Your task is to return, word for word, only the lines from the line with "What text is on this page?" through the close of the data. Exclude all pictures.
:: Records for this task
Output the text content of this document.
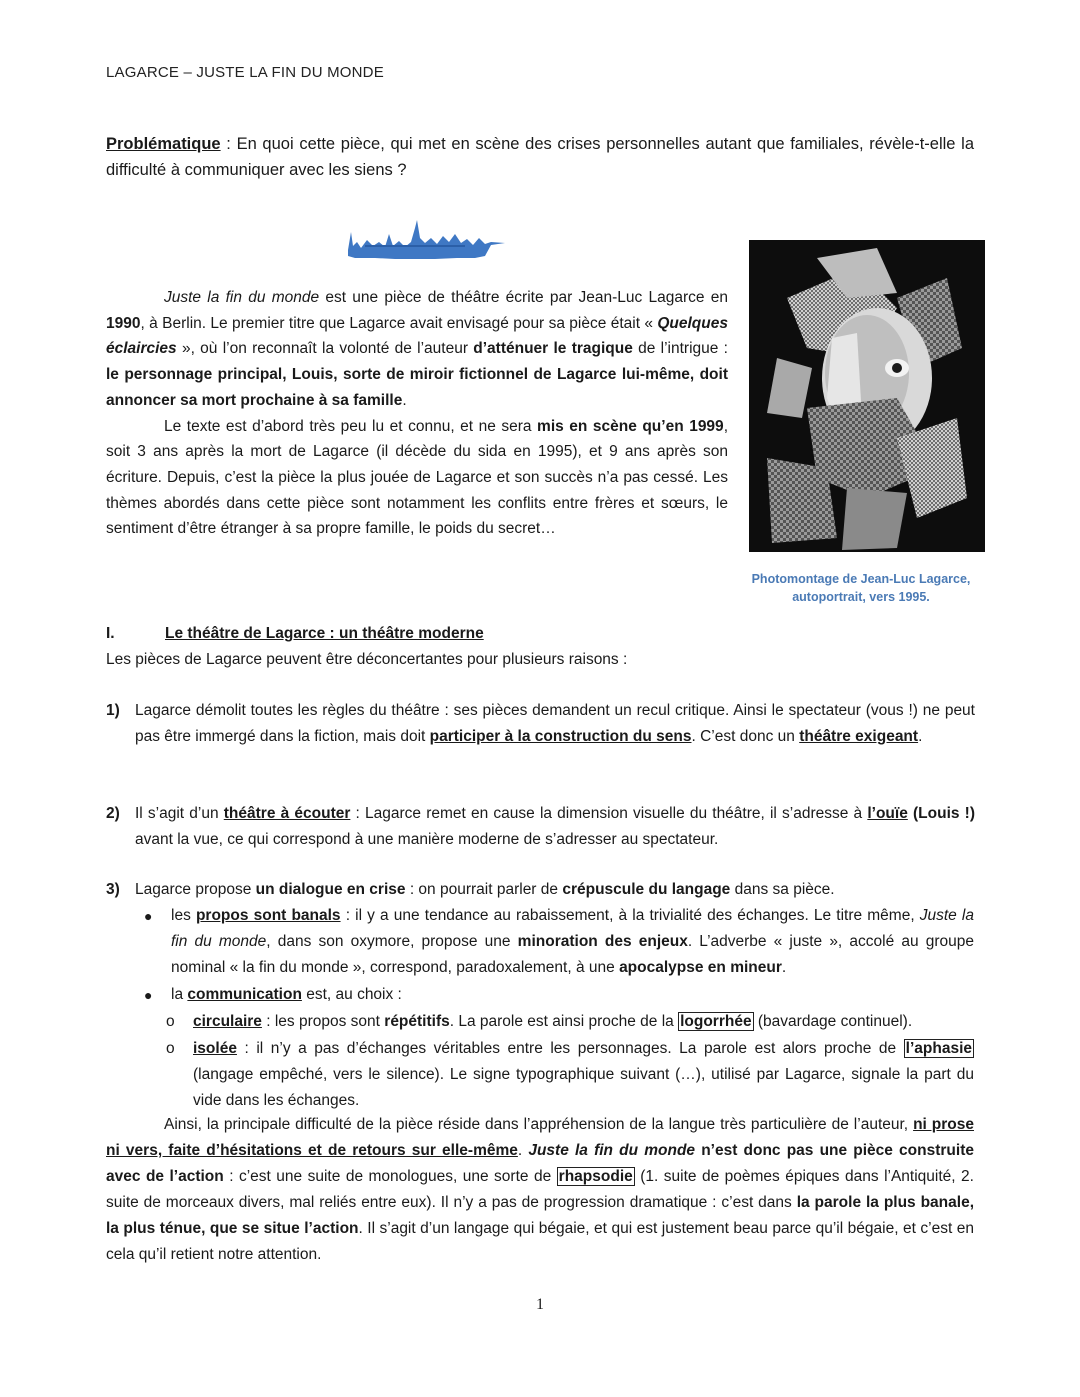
LAGARCE – JUSTE LA FIN DU MONDE
Problématique : En quoi cette pièce, qui met en scène des crises personnelles autant que familiales, révèle-t-elle la difficulté à communiquer avec les siens ?

Juste la fin du monde est une pièce de théâtre écrite par Jean-Luc Lagarce en 1990, à Berlin. Le premier titre que Lagarce avait envisagé pour sa pièce était « Quelques éclaircies », où l’on reconnaît la volonté de l’auteur d’atténuer le tragique de l’intrigue : le personnage principal, Louis, sorte de miroir fictionnel de Lagarce lui-même, doit annoncer sa mort prochaine à sa famille.

Le texte est d’abord très peu lu et connu, et ne sera mis en scène qu’en 1999, soit 3 ans après la mort de Lagarce (il décède du sida en 1995), et 9 ans après son écriture. Depuis, c’est la pièce la plus jouée de Lagarce et son succès n’a pas cessé. Les thèmes abordés dans cette pièce sont notamment les conflits entre frères et sœurs, le sentiment d’être étranger à sa propre famille, le poids du secret…

Photomontage de Jean-Luc Lagarce,
autoportrait, vers 1995.
I.	Le théâtre de Lagarce : un théâtre moderne
Les pièces de Lagarce peuvent être déconcertantes pour plusieurs raisons :
1) Lagarce démolit toutes les règles du théâtre : ses pièces demandent un recul critique. Ainsi le spectateur (vous !) ne peut pas être immergé dans la fiction, mais doit participer à la construction du sens. C’est donc un théâtre exigeant.
2) Il s’agit d’un théâtre à écouter : Lagarce remet en cause la dimension visuelle du théâtre, il s’adresse à l’ouïe (Louis !) avant la vue, ce qui correspond à une manière moderne de s’adresser au spectateur.
3) Lagarce propose un dialogue en crise : on pourrait parler de crépuscule du langage dans sa pièce.
● les propos sont banals : il y a une tendance au rabaissement, à la trivialité des échanges. Le titre même, Juste la fin du monde, dans son oxymore, propose une minoration des enjeux. L’adverbe « juste », accolé au groupe nominal « la fin du monde », correspond, paradoxalement, à une apocalypse en mineur.
● la communication est, au choix :
o circulaire : les propos sont répétitifs. La parole est ainsi proche de la logorrhée (bavardage continuel).
o isolée : il n’y a pas d’échanges véritables entre les personnages. La parole est alors proche de l’aphasie (langage empêché, vers le silence). Le signe typographique suivant (…), utilisé par Lagarce, signale la part du vide dans les échanges.

Ainsi, la principale difficulté de la pièce réside dans l’appréhension de la langue très particulière de l’auteur, ni prose ni vers, faite d’hésitations et de retours sur elle-même. Juste la fin du monde n’est donc pas une pièce construite avec de l’action : c’est une suite de monologues, une sorte de rhapsodie (1. suite de poèmes épiques dans l’Antiquité, 2. suite de morceaux divers, mal reliés entre eux). Il n’y a pas de progression dramatique : c’est dans la parole la plus banale, la plus ténue, que se situe l’action. Il s’agit d’un langage qui bégaie, et qui est justement beau parce qu’il bégaie, et c’est en cela qu’il retient notre attention.

1
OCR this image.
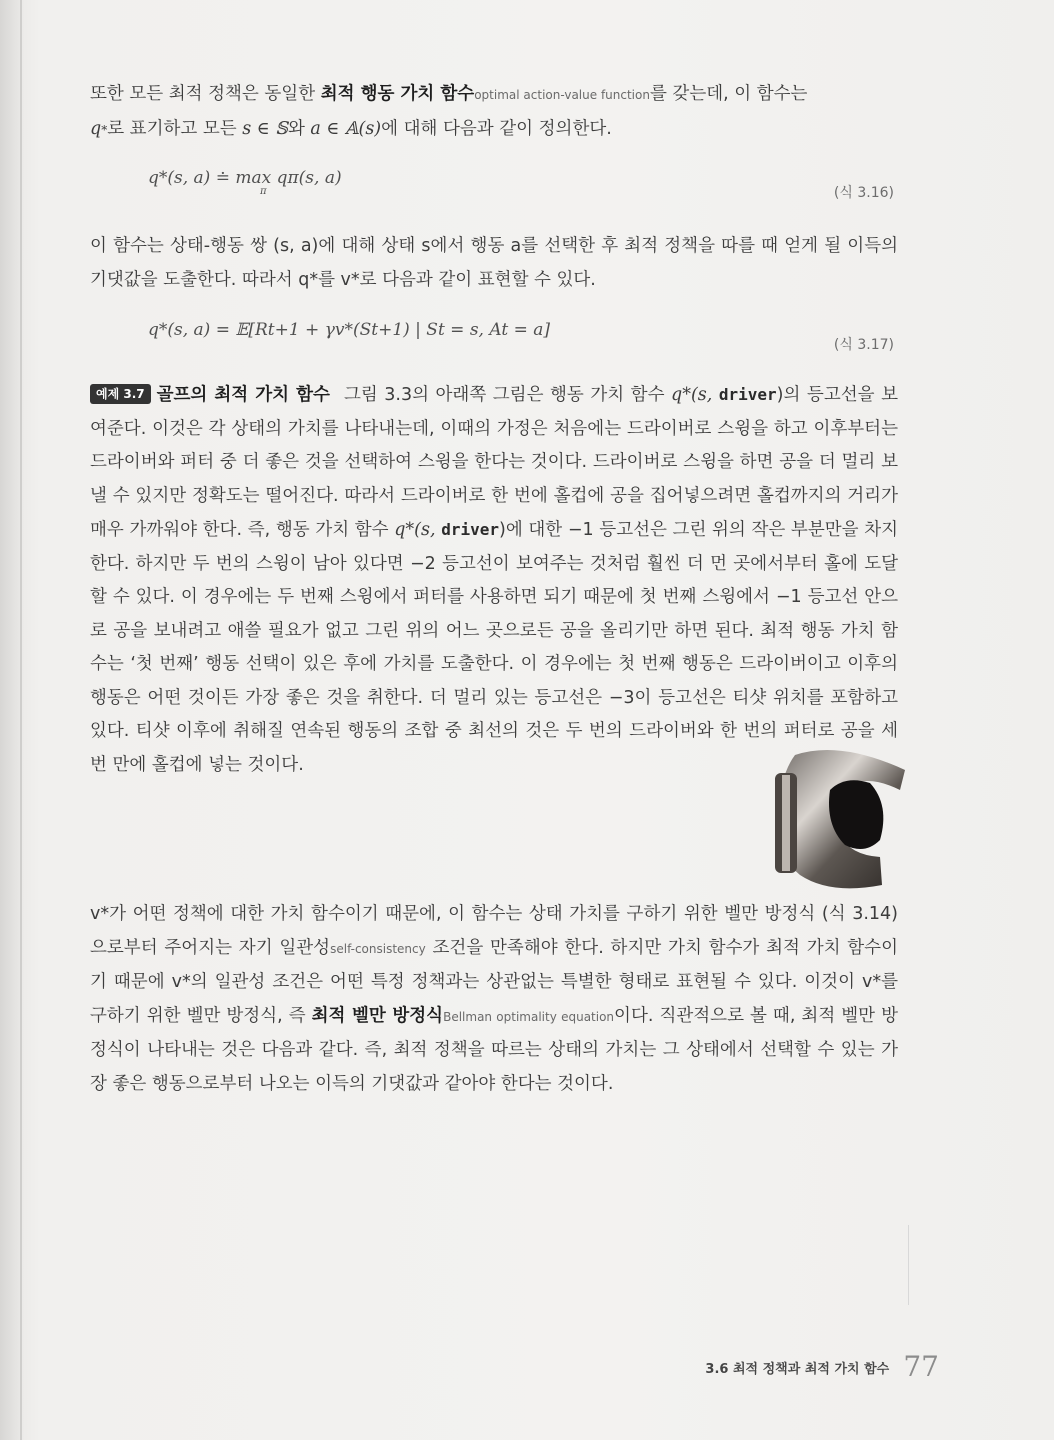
또한 모든 최적 정책은 동일한 최적 행동 가치 함수optimal action-value function를 갖는데, 이 함수는
q*로 표기하고 모든 s ∈ 𝕊와 a ∈ 𝔸(s)에 대해 다음과 같이 정의한다.
q*(s, a) ≐ max qπ(s, a)
π	(식 3.16)
이 함수는 상태-행동 쌍 (s, a)에 대해 상태 s에서 행동 a를 선택한 후 최적 정책을 따를 때 얻게 될 이득의 기댓값을 도출한다. 따라서 q*를 v*로 다음과 같이 표현할 수 있다.
q*(s, a) = 𝔼[Rt+1 + γv*(St+1) | St = s, At = a]
(식 3.17)
예제 3.7 골프의 최적 가치 함수 그림 3.3의 아래쪽 그림은 행동 가치 함수 q*(s, driver)의 등고선을 보여준다. 이것은 각 상태의 가치를 나타내는데, 이때의 가정은 처음에는 드라이버로 스윙을 하고 이후부터는 드라이버와 퍼터 중 더 좋은 것을 선택하여 스윙을 한다는 것이다. 드라이버로 스윙을 하면 공을 더 멀리 보낼 수 있지만 정확도는 떨어진다. 따라서 드라이버로 한 번에 홀컵에 공을 집어넣으려면 홀컵까지의 거리가 매우 가까워야 한다. 즉, 행동 가치 함수 q*(s, driver)에 대한 −1 등고선은 그린 위의 작은 부분만을 차지한다. 하지만 두 번의 스윙이 남아 있다면 −2 등고선이 보여주는 것처럼 훨씬 더 먼 곳에서부터 홀에 도달할 수 있다. 이 경우에는 두 번째 스윙에서 퍼터를 사용하면 되기 때문에 첫 번째 스윙에서 −1 등고선 안으로 공을 보내려고 애쓸 필요가 없고 그린 위의 어느 곳으로든 공을 올리기만 하면 된다. 최적 행동 가치 함수는 ‘첫 번째’ 행동 선택이 있은 후에 가치를 도출한다. 이 경우에는 첫 번째 행동은 드라이버이고 이후의 행동은 어떤 것이든 가장 좋은 것을 취한다. 더 멀리 있는 등고선은 −3이 등고선은 티샷 위치를 포함하고 있다. 티샷 이후에 취해질 연속된 행동의 조합 중 최선의 것은 두 번의 드라이버와 한 번의 퍼터로 공을 세 번 만에 홀컵에 넣는 것이다.
v*가 어떤 정책에 대한 가치 함수이기 때문에, 이 함수는 상태 가치를 구하기 위한 벨만 방정식 (식 3.14)으로부터 주어지는 자기 일관성self-consistency 조건을 만족해야 한다. 하지만 가치 함수가 최적 가치 함수이기 때문에 v*의 일관성 조건은 어떤 특정 정책과는 상관없는 특별한 형태로 표현될 수 있다. 이것이 v*를 구하기 위한 벨만 방정식, 즉 최적 벨만 방정식Bellman optimality equation이다. 직관적으로 볼 때, 최적 벨만 방정식이 나타내는 것은 다음과 같다. 즉, 최적 정책을 따르는 상태의 가치는 그 상태에서 선택할 수 있는 가장 좋은 행동으로부터 나오는 이득의 기댓값과 같아야 한다는 것이다.
3.6 최적 정책과 최적 가치 함수 77
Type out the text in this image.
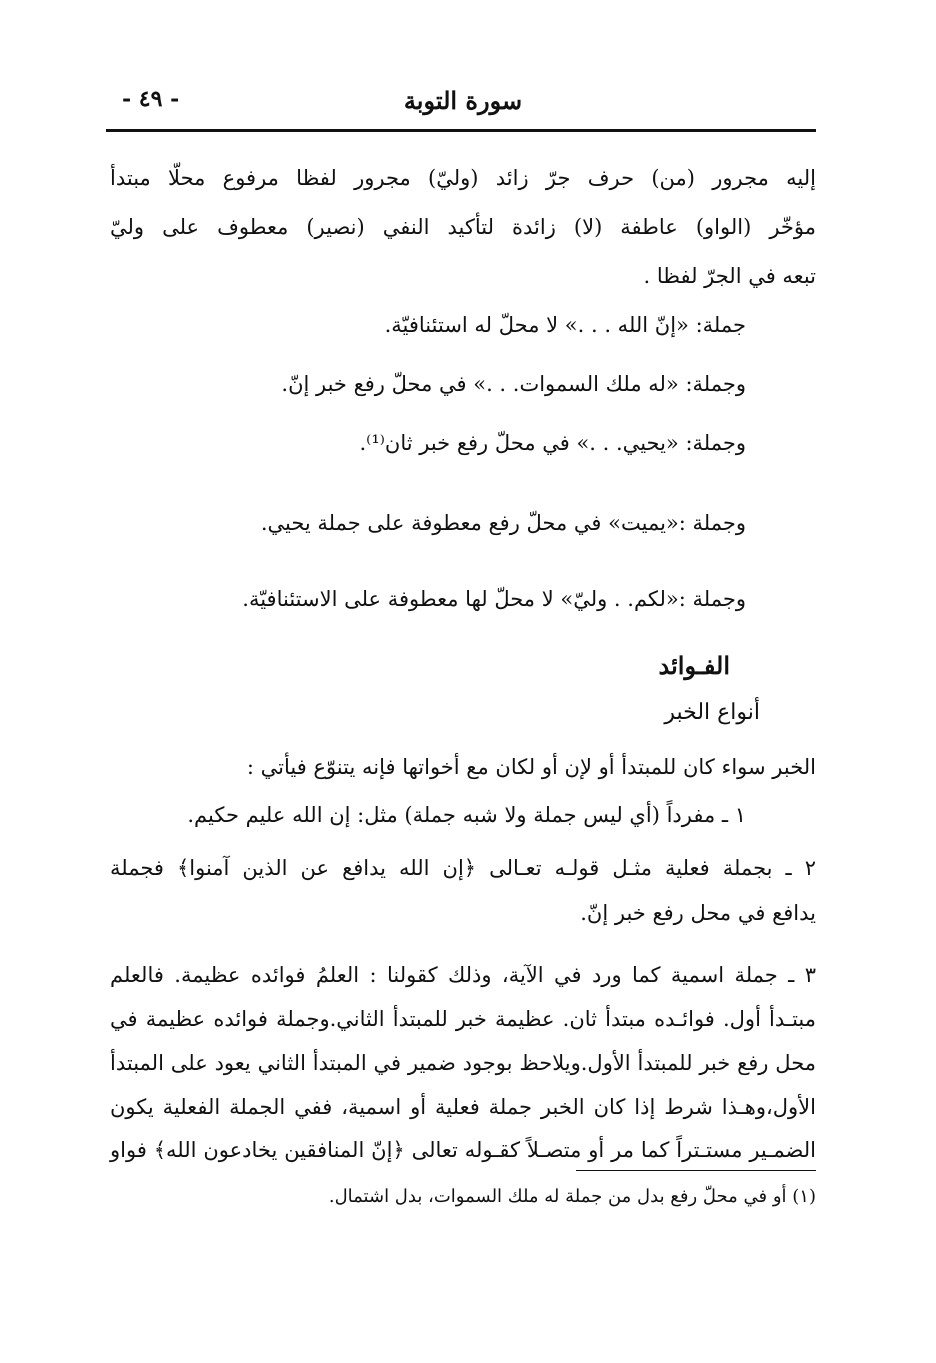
سورة التوبة
- ٤٩ -
إليه مجرور (من) حرف جرّ زائد (وليّ) مجرور لفظا مرفوع محلّا مبتدأ
مؤخّر (الواو) عاطفة (لا) زائدة لتأكيد النفي (نصير) معطوف على وليّ
تبعه في الجرّ لفظا .
جملة: «إنّ الله . . .» لا محلّ له استئنافيّة.
وجملة: «له ملك السموات. . .» في محلّ رفع خبر إنّ.
وجملة: «يحيي. . .» في محلّ رفع خبر ثان⁽¹⁾.
وجملة :«يميت» في محلّ رفع معطوفة على جملة يحيي.
وجملة :«لكم. . وليّ» لا محلّ لها معطوفة على الاستئنافيّة.
الفـوائد
أنواع الخبر
الخبر سواء كان للمبتدأ أو لإن أو لكان مع أخواتها فإنه يتنوّع فيأتي :
١ ـ مفرداً (أي ليس جملة ولا شبه جملة) مثل: إن الله عليم حكيم.
٢ ـ بجملة فعلية مثـل قولـه تعـالى ﴿إن الله يدافع عن الذين آمنوا﴾ فجملة
يدافع في محل رفع خبر إنّ.
٣ ـ جملة اسمية كما ورد في الآية، وذلك كقولنا : العلمُ فوائده عظيمة. فالعلم
مبتـدأ أول. فوائـده مبتدأ ثان. عظيمة خبر للمبتدأ الثاني.وجملة فوائده عظيمة في
محل رفع خبر للمبتدأ الأول.ويلاحظ بوجود ضمير في المبتدأ الثاني يعود على المبتدأ
الأول،وهـذا شرط إذا كان الخبر جملة فعلية أو اسمية، ففي الجملة الفعلية يكون
الضمـير مستـتراً كما مر أو متصـلاً كقـوله تعالى ﴿إنّ المنافقين يخادعون الله﴾ فواو
(١) أو في محلّ رفع بدل من جملة له ملك السموات، بدل اشتمال.
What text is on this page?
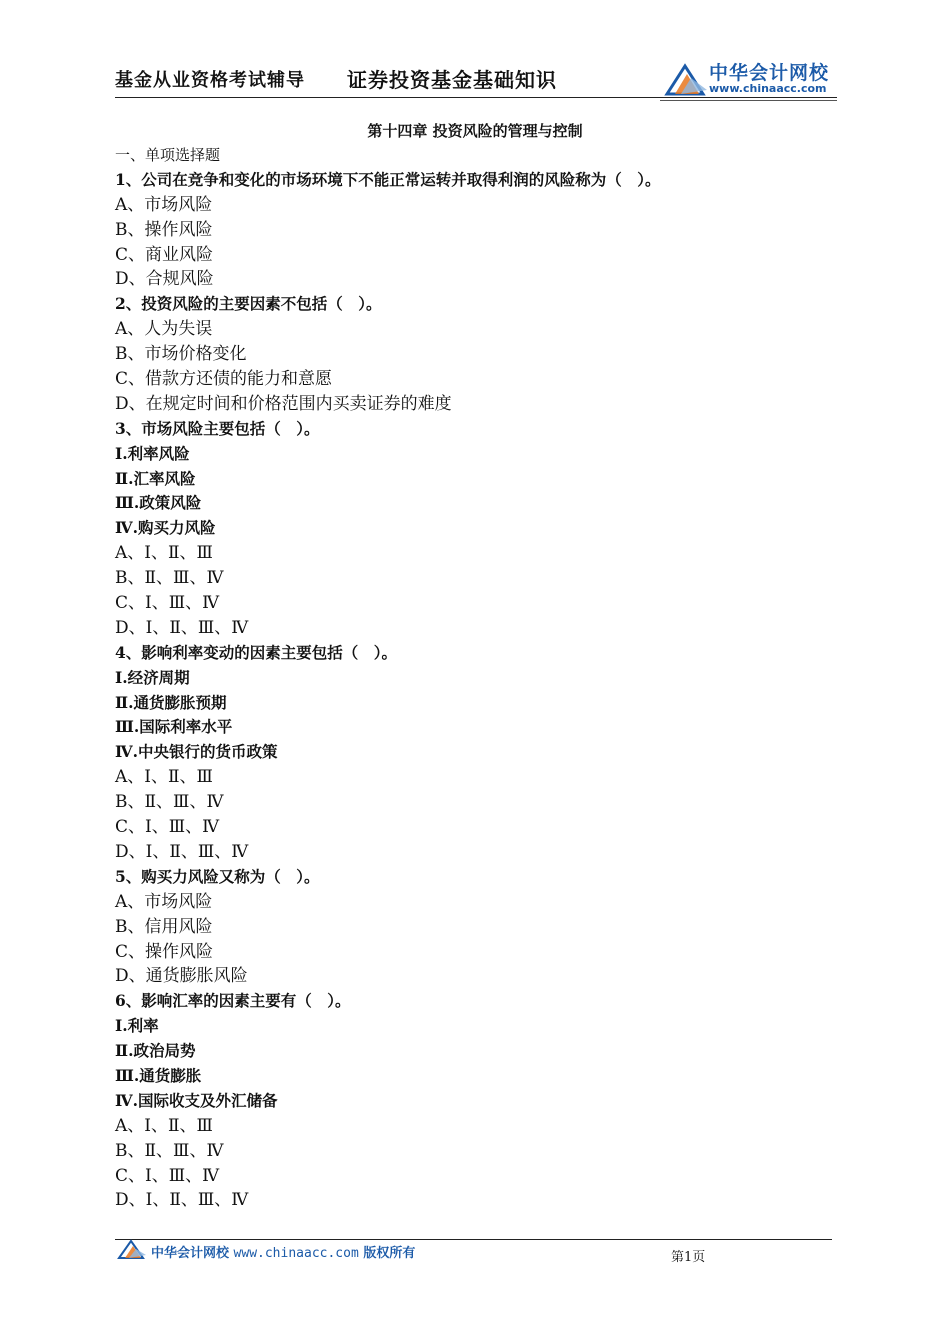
基金从业资格考试辅导 证券投资基金基础知识	中华会计网校
www.chinaacc.com
第十四章 投资风险的管理与控制
一、单项选择题
1、公司在竞争和变化的市场环境下不能正常运转并取得利润的风险称为（　）。
A、市场风险
B、操作风险
C、商业风险
D、合规风险
2、投资风险的主要因素不包括（　）。
A、人为失误
B、市场价格变化
C、借款方还债的能力和意愿
D、在规定时间和价格范围内买卖证券的难度
3、市场风险主要包括（　）。
Ⅰ.利率风险
Ⅱ.汇率风险
Ⅲ.政策风险
Ⅳ.购买力风险
A、Ⅰ、Ⅱ、Ⅲ
B、Ⅱ、Ⅲ、Ⅳ
C、Ⅰ、Ⅲ、Ⅳ
D、Ⅰ、Ⅱ、Ⅲ、Ⅳ
4、影响利率变动的因素主要包括（　）。
Ⅰ.经济周期
Ⅱ.通货膨胀预期
Ⅲ.国际利率水平
Ⅳ.中央银行的货币政策
A、Ⅰ、Ⅱ、Ⅲ
B、Ⅱ、Ⅲ、Ⅳ
C、Ⅰ、Ⅲ、Ⅳ
D、Ⅰ、Ⅱ、Ⅲ、Ⅳ
5、购买力风险又称为（　）。
A、市场风险
B、信用风险
C、操作风险
D、通货膨胀风险
6、影响汇率的因素主要有（　）。
Ⅰ.利率
Ⅱ.政治局势
Ⅲ.通货膨胀
Ⅳ.国际收支及外汇储备
A、Ⅰ、Ⅱ、Ⅲ
B、Ⅱ、Ⅲ、Ⅳ
C、Ⅰ、Ⅲ、Ⅳ
D、Ⅰ、Ⅱ、Ⅲ、Ⅳ
中华会计网校 www.chinaacc.com 版权所有	第1页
::::
## [Correct output]
What text is on this page?
基金从业资格考试辅导 证券投资基金基础知识	中华会计网校
www.chinaacc.com
第十四章 投资风险的管理与控制
一、单项选择题
1、公司在竞争和变化的市场环境下不能正常运转并取得利润的风险称为（　）。
A、市场风险
B、操作风险
C、商业风险
D、合规风险
2、投资风险的主要因素不包括（　）。
A、人为失误
B、市场价格变化
C、借款方还债的能力和意愿
D、在规定时间和价格范围内买卖证券的难度
3、市场风险主要包括（　）。
Ⅰ.利率风险
Ⅱ.汇率风险
Ⅲ.政策风险
Ⅳ.购买力风险
A、Ⅰ、Ⅱ、Ⅲ
B、Ⅱ、Ⅲ、Ⅳ
C、Ⅰ、Ⅲ、Ⅳ
D、Ⅰ、Ⅱ、Ⅲ、Ⅳ
4、影响利率变动的因素主要包括（　）。
Ⅰ.经济周期
Ⅱ.通货膨胀预期
Ⅲ.国际利率水平
Ⅳ.中央银行的货币政策
A、Ⅰ、Ⅱ、Ⅲ
B、Ⅱ、Ⅲ、Ⅳ
C、Ⅰ、Ⅲ、Ⅳ
D、Ⅰ、Ⅱ、Ⅲ、Ⅳ
5、购买力风险又称为（　）。
A、市场风险
B、信用风险
C、操作风险
D、通货膨胀风险
6、影响汇率的因素主要有（　）。
Ⅰ.利率
Ⅱ.政治局势
Ⅲ.通货膨胀
Ⅳ.国际收支及外汇储备
A、Ⅰ、Ⅱ、Ⅲ
B、Ⅱ、Ⅲ、Ⅳ
C、Ⅰ、Ⅲ、Ⅳ
D、Ⅰ、Ⅱ、Ⅲ、Ⅳ
中华会计网校 www.chinaacc.com 版权所有	第1页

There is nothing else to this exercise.